Goal
Copy each line below in which the string "Ксандер" occurs.

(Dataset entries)
________________________

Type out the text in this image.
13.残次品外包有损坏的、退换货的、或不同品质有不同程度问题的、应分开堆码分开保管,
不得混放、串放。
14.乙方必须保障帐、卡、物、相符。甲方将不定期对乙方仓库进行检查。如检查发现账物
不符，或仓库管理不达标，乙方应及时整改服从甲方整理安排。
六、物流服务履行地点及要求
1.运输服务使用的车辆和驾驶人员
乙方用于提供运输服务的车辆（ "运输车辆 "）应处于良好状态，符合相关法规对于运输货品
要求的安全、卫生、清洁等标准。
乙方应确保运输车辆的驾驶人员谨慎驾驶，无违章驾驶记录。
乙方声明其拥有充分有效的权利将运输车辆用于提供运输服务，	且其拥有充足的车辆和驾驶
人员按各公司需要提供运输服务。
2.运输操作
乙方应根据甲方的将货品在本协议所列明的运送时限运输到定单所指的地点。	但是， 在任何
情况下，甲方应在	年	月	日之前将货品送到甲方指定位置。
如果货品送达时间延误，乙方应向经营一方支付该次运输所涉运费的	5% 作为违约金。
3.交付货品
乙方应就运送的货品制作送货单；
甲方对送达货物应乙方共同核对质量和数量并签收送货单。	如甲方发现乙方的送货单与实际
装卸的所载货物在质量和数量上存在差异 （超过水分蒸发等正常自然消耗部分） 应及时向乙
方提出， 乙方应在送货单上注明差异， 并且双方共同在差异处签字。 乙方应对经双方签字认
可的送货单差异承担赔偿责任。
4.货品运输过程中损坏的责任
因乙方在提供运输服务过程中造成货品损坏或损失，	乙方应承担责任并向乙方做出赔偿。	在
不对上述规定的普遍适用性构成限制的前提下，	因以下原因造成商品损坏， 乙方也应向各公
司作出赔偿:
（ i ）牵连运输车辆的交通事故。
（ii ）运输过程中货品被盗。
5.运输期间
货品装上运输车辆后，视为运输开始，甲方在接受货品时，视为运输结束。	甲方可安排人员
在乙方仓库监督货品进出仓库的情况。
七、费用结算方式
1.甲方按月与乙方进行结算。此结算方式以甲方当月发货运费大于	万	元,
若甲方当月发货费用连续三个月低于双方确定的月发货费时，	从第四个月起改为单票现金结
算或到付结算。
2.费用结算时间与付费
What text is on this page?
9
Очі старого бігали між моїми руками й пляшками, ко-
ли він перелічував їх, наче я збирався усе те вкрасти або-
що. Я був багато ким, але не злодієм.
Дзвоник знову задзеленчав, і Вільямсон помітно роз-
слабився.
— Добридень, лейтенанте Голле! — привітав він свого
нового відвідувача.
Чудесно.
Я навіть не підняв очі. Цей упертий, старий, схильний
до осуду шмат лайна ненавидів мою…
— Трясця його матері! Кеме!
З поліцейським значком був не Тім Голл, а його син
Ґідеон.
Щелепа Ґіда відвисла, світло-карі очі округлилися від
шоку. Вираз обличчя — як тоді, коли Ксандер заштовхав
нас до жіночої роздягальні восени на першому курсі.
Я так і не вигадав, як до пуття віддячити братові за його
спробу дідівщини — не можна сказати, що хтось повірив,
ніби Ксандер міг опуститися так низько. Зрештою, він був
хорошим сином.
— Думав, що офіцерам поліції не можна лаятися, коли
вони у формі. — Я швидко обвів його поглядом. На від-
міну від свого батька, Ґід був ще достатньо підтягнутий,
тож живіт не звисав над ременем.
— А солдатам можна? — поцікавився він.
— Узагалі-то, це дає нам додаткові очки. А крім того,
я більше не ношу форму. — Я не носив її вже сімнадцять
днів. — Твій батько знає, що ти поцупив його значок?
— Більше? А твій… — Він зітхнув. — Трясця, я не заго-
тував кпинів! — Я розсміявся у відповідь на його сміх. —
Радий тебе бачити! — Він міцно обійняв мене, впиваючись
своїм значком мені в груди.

________________________

Correct response
шоку. Вираз обличчя — як тоді, коли Ксандер заштовхав
ніби Ксандер міг опуститися так низько. Зрештою, він був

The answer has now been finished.